> **Figure contents as structured data**:

# # #

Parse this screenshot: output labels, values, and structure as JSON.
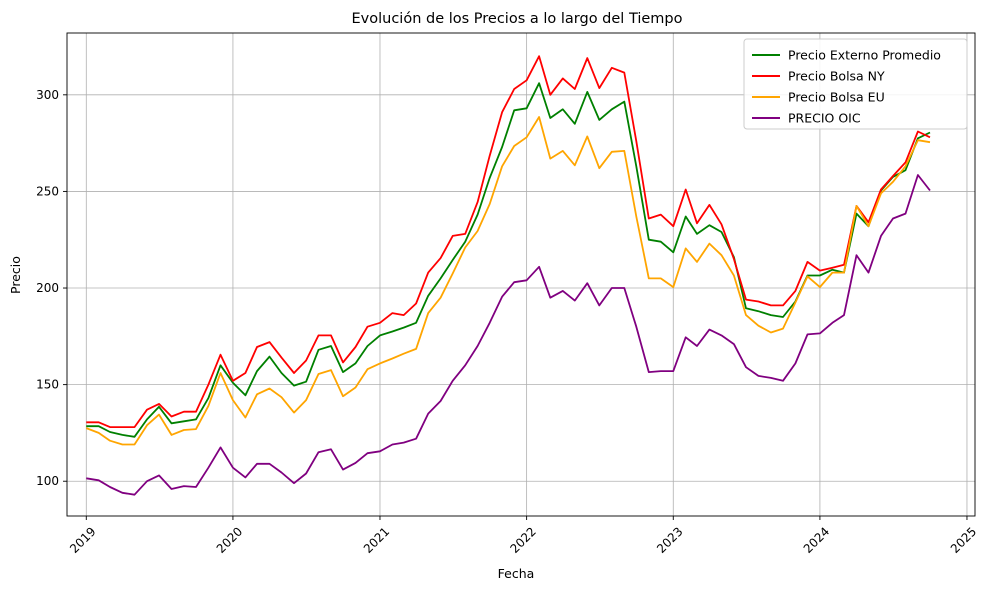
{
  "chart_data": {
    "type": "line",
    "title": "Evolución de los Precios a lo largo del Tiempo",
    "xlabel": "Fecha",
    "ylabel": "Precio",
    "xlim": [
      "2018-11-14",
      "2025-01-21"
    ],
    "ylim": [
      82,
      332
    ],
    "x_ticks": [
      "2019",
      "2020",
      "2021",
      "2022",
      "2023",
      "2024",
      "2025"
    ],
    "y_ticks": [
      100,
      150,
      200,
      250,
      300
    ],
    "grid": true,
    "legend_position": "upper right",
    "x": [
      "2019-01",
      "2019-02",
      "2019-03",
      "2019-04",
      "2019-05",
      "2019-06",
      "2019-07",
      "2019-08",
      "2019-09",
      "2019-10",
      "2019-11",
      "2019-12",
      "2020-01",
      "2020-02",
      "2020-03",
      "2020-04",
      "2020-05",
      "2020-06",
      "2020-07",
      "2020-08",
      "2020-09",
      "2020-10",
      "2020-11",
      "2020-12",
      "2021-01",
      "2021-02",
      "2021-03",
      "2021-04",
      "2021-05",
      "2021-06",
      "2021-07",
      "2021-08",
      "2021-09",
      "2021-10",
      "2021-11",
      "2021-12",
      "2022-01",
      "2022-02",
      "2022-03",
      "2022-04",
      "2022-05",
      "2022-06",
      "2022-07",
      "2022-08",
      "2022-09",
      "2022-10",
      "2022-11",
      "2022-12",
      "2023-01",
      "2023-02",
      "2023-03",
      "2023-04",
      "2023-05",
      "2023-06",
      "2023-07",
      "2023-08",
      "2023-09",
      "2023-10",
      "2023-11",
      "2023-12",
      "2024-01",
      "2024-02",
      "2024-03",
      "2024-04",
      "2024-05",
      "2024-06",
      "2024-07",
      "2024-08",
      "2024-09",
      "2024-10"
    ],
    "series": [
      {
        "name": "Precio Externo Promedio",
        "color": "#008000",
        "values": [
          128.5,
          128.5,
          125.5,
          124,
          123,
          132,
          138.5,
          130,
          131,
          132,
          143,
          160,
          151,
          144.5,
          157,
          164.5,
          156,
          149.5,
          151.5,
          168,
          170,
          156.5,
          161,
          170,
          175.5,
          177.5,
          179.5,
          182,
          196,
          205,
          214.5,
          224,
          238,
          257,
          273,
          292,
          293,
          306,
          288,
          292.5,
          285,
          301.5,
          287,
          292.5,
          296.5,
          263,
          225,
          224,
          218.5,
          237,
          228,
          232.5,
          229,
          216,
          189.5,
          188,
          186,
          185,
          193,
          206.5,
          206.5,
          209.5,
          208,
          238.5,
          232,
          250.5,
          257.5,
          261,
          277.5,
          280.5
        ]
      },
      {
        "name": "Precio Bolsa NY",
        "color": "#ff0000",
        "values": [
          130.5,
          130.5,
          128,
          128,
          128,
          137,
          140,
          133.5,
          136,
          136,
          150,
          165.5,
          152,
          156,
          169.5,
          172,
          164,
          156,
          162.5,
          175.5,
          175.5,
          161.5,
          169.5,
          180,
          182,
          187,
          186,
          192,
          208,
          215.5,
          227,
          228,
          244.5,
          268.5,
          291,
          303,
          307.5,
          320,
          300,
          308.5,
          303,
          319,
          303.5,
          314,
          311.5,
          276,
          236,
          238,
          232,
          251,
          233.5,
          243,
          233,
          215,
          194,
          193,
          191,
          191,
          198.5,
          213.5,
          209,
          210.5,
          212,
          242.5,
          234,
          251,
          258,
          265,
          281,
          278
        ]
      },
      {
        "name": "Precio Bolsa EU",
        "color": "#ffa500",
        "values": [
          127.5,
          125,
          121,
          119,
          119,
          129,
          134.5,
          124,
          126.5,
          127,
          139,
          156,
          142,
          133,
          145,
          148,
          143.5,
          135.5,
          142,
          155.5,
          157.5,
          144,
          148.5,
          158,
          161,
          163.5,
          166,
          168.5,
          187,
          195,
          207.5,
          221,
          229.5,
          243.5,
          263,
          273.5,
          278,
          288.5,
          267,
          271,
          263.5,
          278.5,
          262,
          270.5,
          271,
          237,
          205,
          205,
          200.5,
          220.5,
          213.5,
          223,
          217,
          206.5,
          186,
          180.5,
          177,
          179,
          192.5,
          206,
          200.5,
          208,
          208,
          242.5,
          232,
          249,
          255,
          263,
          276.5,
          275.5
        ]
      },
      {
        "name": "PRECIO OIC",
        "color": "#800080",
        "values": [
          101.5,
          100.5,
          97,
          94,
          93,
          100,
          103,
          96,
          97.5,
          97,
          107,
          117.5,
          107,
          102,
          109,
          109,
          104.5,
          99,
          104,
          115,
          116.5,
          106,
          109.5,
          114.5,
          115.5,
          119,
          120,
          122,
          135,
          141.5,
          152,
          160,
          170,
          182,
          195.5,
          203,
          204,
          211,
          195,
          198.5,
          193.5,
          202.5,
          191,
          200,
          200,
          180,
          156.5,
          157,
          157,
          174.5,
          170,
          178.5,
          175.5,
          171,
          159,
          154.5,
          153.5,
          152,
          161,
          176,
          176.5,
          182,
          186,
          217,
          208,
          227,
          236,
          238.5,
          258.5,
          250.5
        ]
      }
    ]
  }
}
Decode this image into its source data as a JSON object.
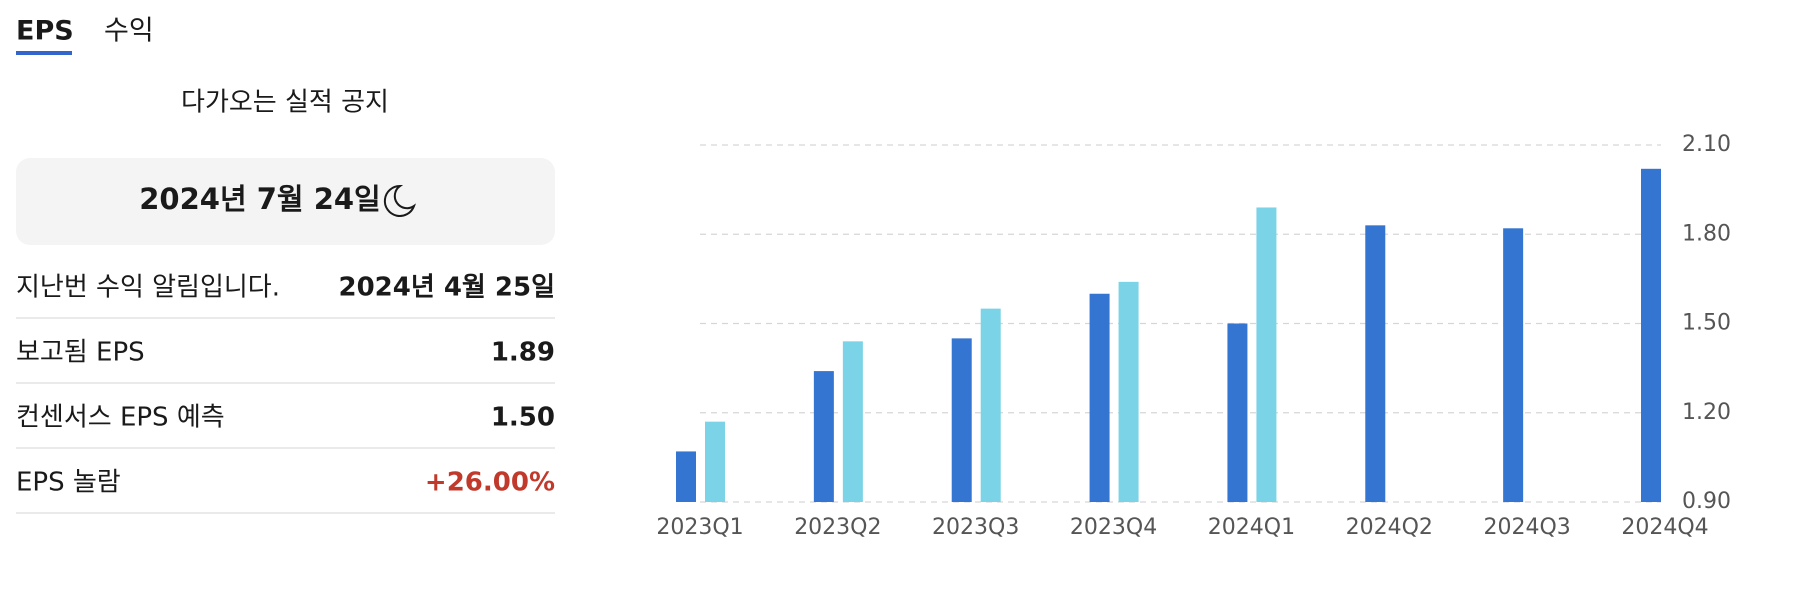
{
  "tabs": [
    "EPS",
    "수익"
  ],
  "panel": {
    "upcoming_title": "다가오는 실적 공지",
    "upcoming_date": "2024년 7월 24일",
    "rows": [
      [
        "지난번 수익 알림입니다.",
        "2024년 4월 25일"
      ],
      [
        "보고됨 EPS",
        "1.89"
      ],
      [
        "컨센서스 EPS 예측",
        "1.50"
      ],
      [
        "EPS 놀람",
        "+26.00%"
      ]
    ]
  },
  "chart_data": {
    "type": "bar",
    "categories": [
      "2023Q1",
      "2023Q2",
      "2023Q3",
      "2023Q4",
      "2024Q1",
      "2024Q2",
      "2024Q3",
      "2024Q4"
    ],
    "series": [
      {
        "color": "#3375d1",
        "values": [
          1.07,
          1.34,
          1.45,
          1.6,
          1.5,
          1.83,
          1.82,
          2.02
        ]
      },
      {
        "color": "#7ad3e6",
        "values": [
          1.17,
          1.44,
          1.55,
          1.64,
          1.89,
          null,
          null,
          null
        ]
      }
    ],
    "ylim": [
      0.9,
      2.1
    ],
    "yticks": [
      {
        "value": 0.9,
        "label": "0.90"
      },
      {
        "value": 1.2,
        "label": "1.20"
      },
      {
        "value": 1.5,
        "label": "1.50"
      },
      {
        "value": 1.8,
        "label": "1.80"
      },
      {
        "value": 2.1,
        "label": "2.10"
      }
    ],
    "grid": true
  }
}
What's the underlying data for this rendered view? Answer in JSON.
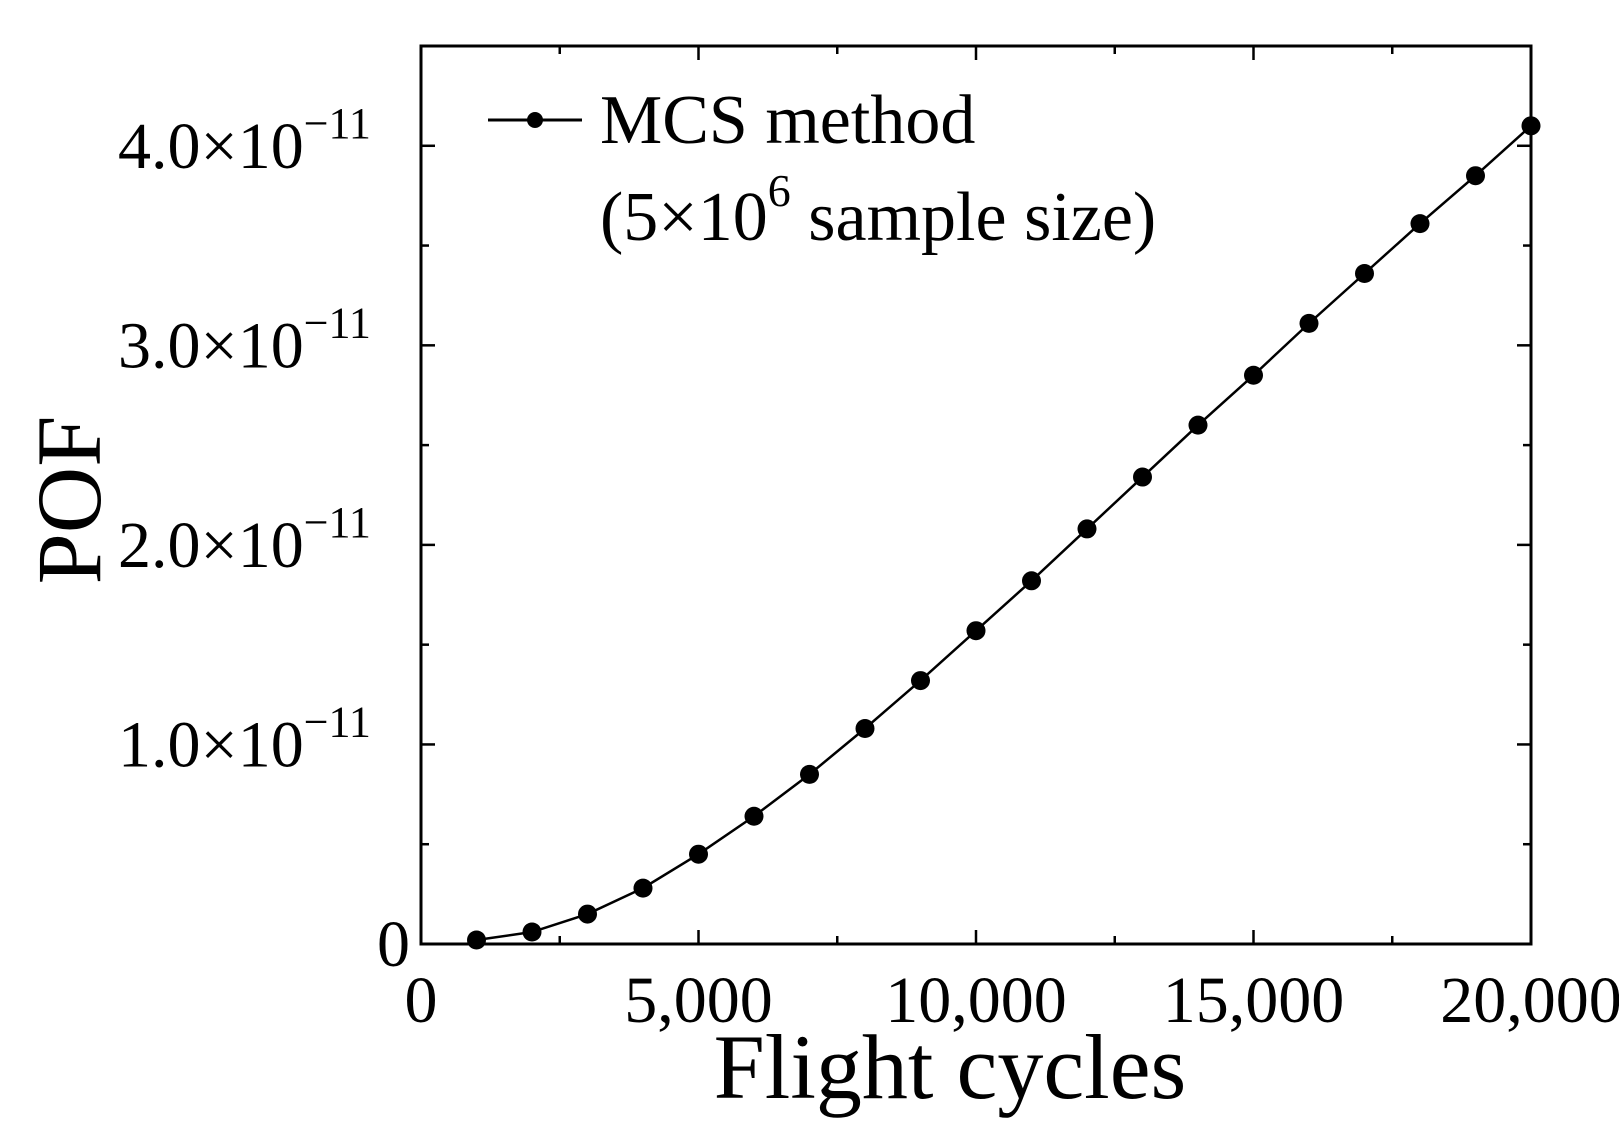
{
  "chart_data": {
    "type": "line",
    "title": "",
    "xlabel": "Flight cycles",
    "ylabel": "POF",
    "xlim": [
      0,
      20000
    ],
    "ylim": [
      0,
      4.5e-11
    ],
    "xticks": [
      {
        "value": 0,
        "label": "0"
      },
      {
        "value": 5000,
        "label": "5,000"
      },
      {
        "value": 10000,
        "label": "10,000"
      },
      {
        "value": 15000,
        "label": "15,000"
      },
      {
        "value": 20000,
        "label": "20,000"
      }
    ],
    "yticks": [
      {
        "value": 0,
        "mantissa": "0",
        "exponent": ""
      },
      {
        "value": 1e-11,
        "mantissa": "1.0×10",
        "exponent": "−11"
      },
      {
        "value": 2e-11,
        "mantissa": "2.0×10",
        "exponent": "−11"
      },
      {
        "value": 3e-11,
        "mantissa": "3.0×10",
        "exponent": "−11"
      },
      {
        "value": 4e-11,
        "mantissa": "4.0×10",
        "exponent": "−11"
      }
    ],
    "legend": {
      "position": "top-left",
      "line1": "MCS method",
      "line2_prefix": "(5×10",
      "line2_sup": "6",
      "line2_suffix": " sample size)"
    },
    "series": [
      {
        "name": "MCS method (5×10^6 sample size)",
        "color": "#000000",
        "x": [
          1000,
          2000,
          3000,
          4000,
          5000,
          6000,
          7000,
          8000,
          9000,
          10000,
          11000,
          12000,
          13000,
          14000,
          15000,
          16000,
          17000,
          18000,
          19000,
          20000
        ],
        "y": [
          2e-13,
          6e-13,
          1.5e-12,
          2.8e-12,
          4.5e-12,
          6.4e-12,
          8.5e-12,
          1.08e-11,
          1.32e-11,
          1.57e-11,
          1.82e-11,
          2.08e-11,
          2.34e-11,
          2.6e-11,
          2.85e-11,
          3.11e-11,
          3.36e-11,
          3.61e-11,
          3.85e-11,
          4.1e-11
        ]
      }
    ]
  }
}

# # #

Copy each line of the records that contains the word "this".

Parse this screenshot: output labels, values, and structure as JSON.
Decode this image into its source data as a JSON object.
What's the underlying data for this rendered view? Answer in JSON.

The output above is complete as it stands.